**What this task involves**
Return nothing but the lines from the line with "Read this page and output its text content." through the last line of the entries that follow, copied exactly and free of pictures.

**Records provided**
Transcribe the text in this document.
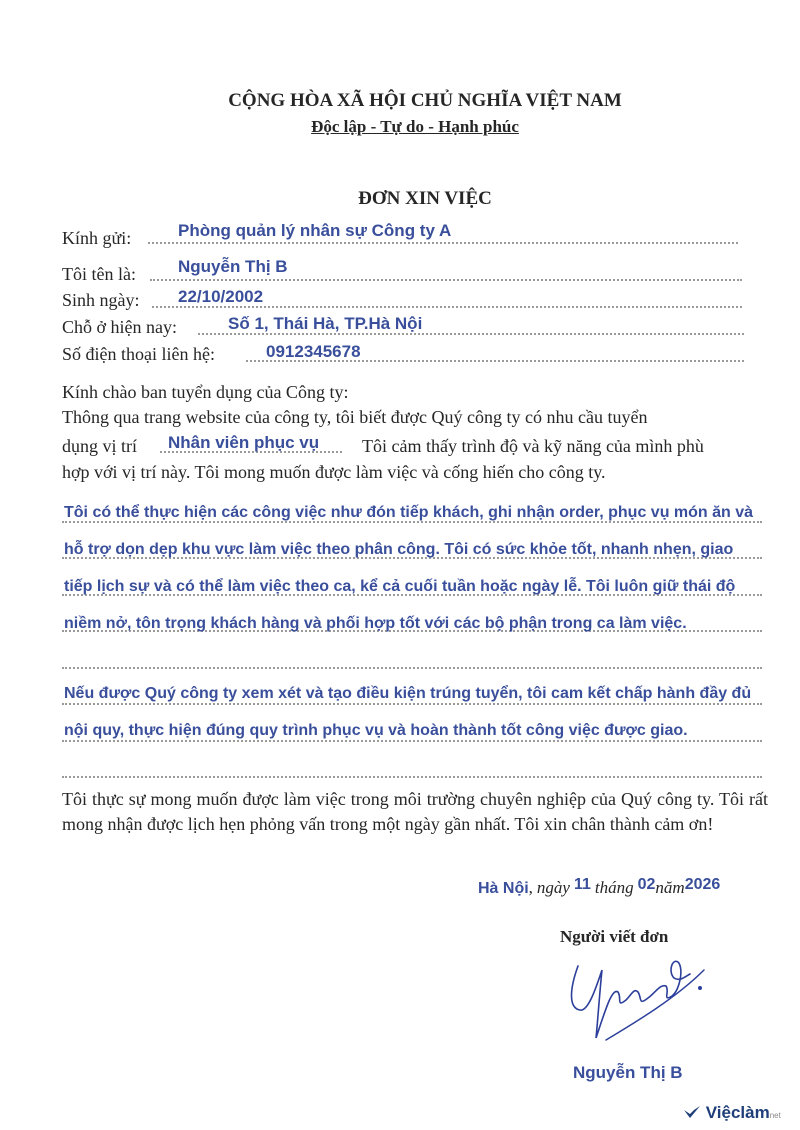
CỘNG HÒA XÃ HỘI CHỦ NGHĨA VIỆT NAM
Độc lập - Tự do - Hạnh phúc
ĐƠN XIN VIỆC
Kính gửi:	Phòng quản lý nhân sự Công ty A
Tôi tên là: Nguyễn Thị B
Sinh ngày: 22/10/2002
Chỗ ở hiện nay:	Số 1, Thái Hà, TP.Hà Nội
Số điện thoại liên hệ:	0912345678
Kính chào ban tuyển dụng của Công ty:
Thông qua trang website của công ty, tôi biết được Quý công ty có nhu cầu tuyển
dụng vị trí Nhân viên phục vụ Tôi cảm thấy trình độ và kỹ năng của mình phù
hợp với vị trí này. Tôi mong muốn được làm việc và cống hiến cho công ty.
Tôi có thể thực hiện các công việc như đón tiếp khách, ghi nhận order, phục vụ món ăn và hỗ trợ dọn dẹp khu vực làm việc theo phân công. Tôi có sức khỏe tốt, nhanh nhẹn, giao tiếp lịch sự và có thể làm việc theo ca, kể cả cuối tuần hoặc ngày lễ. Tôi luôn giữ thái độ niềm nở, tôn trọng khách hàng và phối hợp tốt với các bộ phận trong ca làm việc.
Nếu được Quý công ty xem xét và tạo điều kiện trúng tuyển, tôi cam kết chấp hành đầy đủ nội quy, thực hiện đúng quy trình phục vụ và hoàn thành tốt công việc được giao.
Tôi thực sự mong muốn được làm việc trong môi trường chuyên nghiệp của Quý công ty. Tôi rất mong nhận được lịch hẹn phỏng vấn trong một ngày gần nhất. Tôi xin chân thành cảm ơn!
Hà Nội, ngày 11 tháng 02năm2026
Người viết đơn
Nguyễn Thị B
Việclàmnet
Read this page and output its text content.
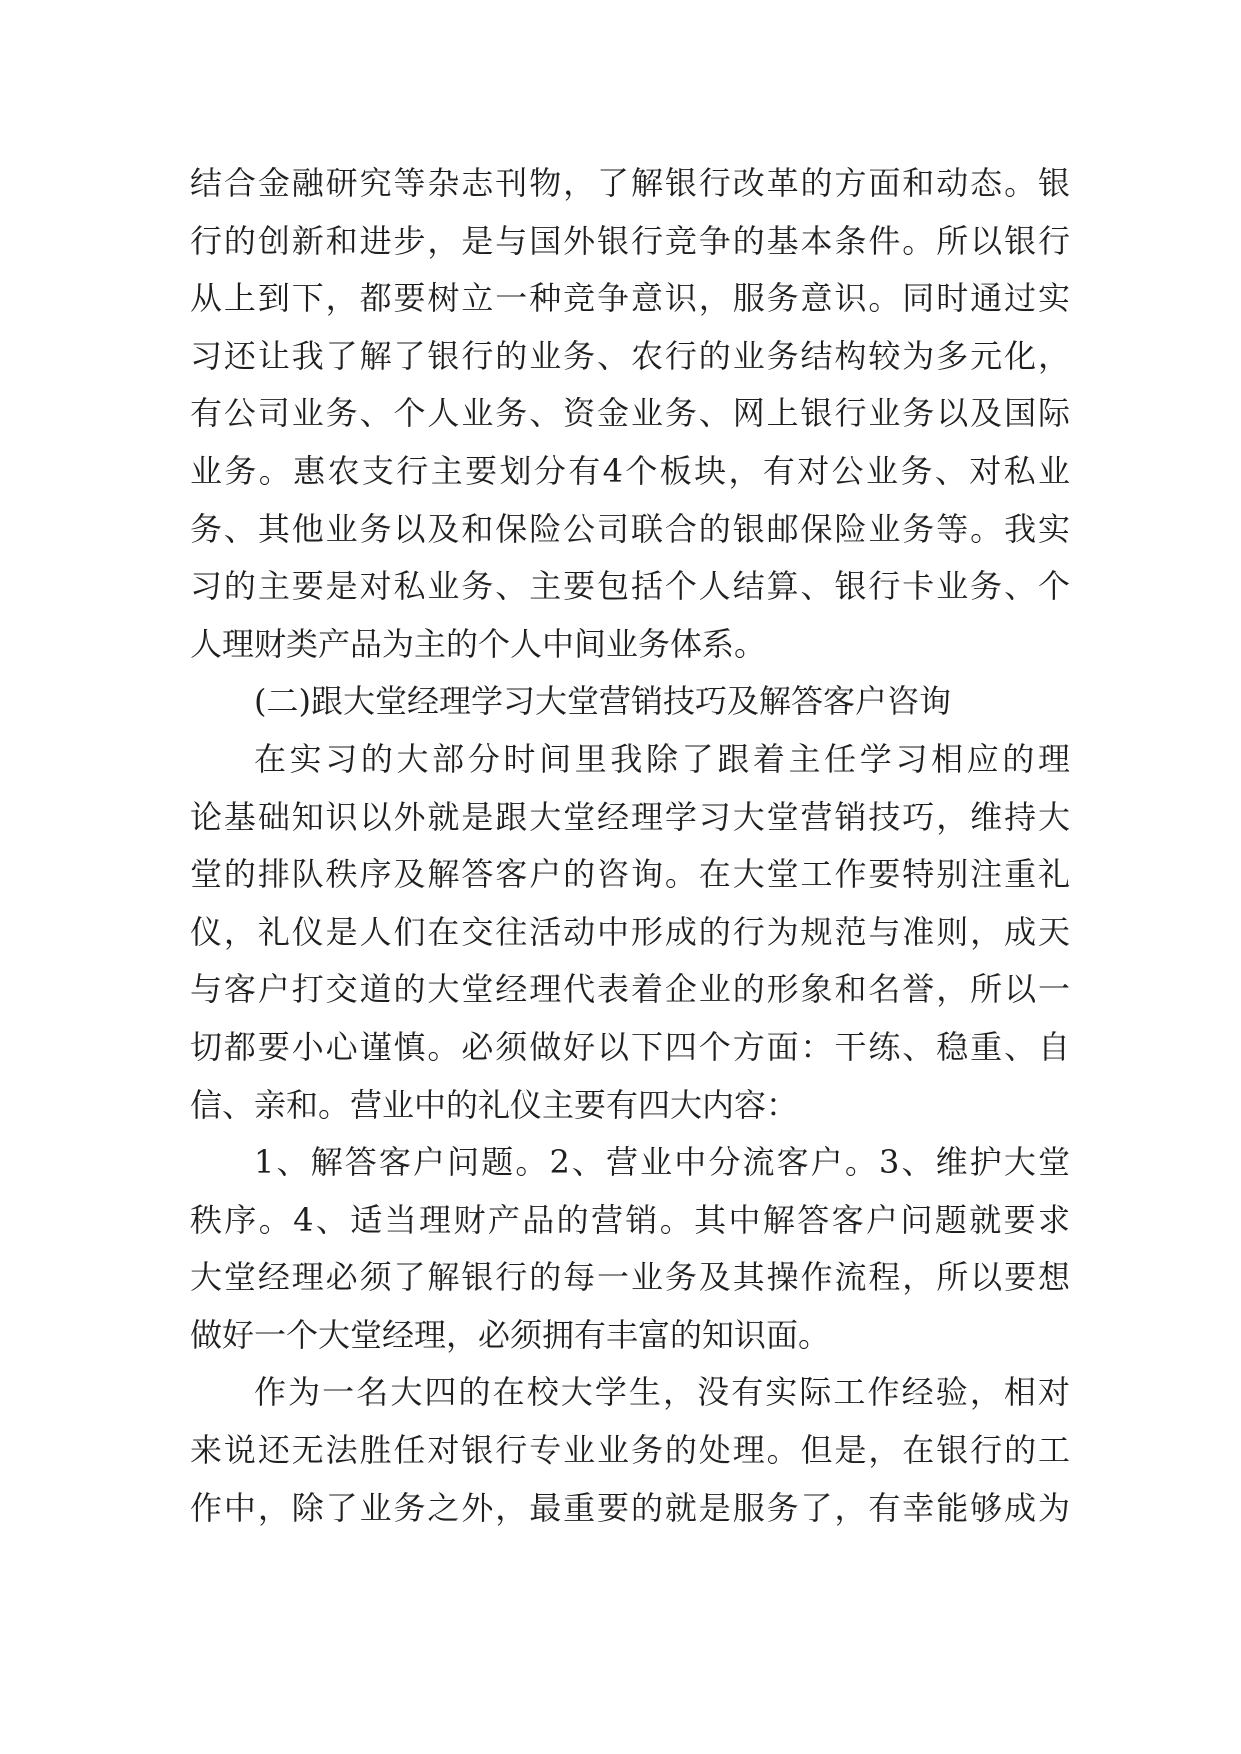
结合金融研究等杂志刊物，了解银行改革的方面和动态。银
行的创新和进步，是与国外银行竞争的基本条件。所以银行
从上到下，都要树立一种竞争意识，服务意识。同时通过实
习还让我了解了银行的业务、农行的业务结构较为多元化，
有公司业务、个人业务、资金业务、网上银行业务以及国际
业务。惠农支行主要划分有4个板块，有对公业务、对私业
务、其他业务以及和保险公司联合的银邮保险业务等。我实
习的主要是对私业务、主要包括个人结算、银行卡业务、个
人理财类产品为主的个人中间业务体系。
(二)跟大堂经理学习大堂营销技巧及解答客户咨询
在实习的大部分时间里我除了跟着主任学习相应的理
论基础知识以外就是跟大堂经理学习大堂营销技巧，维持大
堂的排队秩序及解答客户的咨询。在大堂工作要特别注重礼
仪，礼仪是人们在交往活动中形成的行为规范与准则，成天
与客户打交道的大堂经理代表着企业的形象和名誉，所以一
切都要小心谨慎。必须做好以下四个方面：干练、稳重、自
信、亲和。营业中的礼仪主要有四大内容：
1、解答客户问题。2、营业中分流客户。3、维护大堂
秩序。4、适当理财产品的营销。其中解答客户问题就要求
大堂经理必须了解银行的每一业务及其操作流程，所以要想
做好一个大堂经理，必须拥有丰富的知识面。
作为一名大四的在校大学生，没有实际工作经验，相对
来说还无法胜任对银行专业业务的处理。但是，在银行的工
作中，除了业务之外，最重要的就是服务了，有幸能够成为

**Result of the exercise**
Read this page and output its text content.
结合金融研究等杂志刊物，了解银行改革的方面和动态。银
行的创新和进步，是与国外银行竞争的基本条件。所以银行
从上到下，都要树立一种竞争意识，服务意识。同时通过实
习还让我了解了银行的业务、农行的业务结构较为多元化，
有公司业务、个人业务、资金业务、网上银行业务以及国际
业务。惠农支行主要划分有4个板块，有对公业务、对私业
务、其他业务以及和保险公司联合的银邮保险业务等。我实
习的主要是对私业务、主要包括个人结算、银行卡业务、个
人理财类产品为主的个人中间业务体系。
(二)跟大堂经理学习大堂营销技巧及解答客户咨询
在实习的大部分时间里我除了跟着主任学习相应的理
论基础知识以外就是跟大堂经理学习大堂营销技巧，维持大
堂的排队秩序及解答客户的咨询。在大堂工作要特别注重礼
仪，礼仪是人们在交往活动中形成的行为规范与准则，成天
与客户打交道的大堂经理代表着企业的形象和名誉，所以一
切都要小心谨慎。必须做好以下四个方面：干练、稳重、自
信、亲和。营业中的礼仪主要有四大内容：
1、解答客户问题。2、营业中分流客户。3、维护大堂
秩序。4、适当理财产品的营销。其中解答客户问题就要求
大堂经理必须了解银行的每一业务及其操作流程，所以要想
做好一个大堂经理，必须拥有丰富的知识面。
作为一名大四的在校大学生，没有实际工作经验，相对
来说还无法胜任对银行专业业务的处理。但是，在银行的工
作中，除了业务之外，最重要的就是服务了，有幸能够成为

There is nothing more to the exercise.